### Exercise
Which lines in the records below contain the word "name"? Copy each one out.
»»
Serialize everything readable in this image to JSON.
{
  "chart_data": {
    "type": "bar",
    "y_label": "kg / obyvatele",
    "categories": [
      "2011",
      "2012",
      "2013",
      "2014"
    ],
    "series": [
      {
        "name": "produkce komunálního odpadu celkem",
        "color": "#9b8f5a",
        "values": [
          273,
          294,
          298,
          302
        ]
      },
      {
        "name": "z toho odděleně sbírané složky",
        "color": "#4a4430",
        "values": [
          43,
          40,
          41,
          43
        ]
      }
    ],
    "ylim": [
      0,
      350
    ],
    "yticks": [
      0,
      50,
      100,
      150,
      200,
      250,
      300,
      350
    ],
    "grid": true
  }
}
««
### Expected answer
        "name": "produkce komunálního odpadu celkem",
        "name": "z toho odděleně sbírané složky",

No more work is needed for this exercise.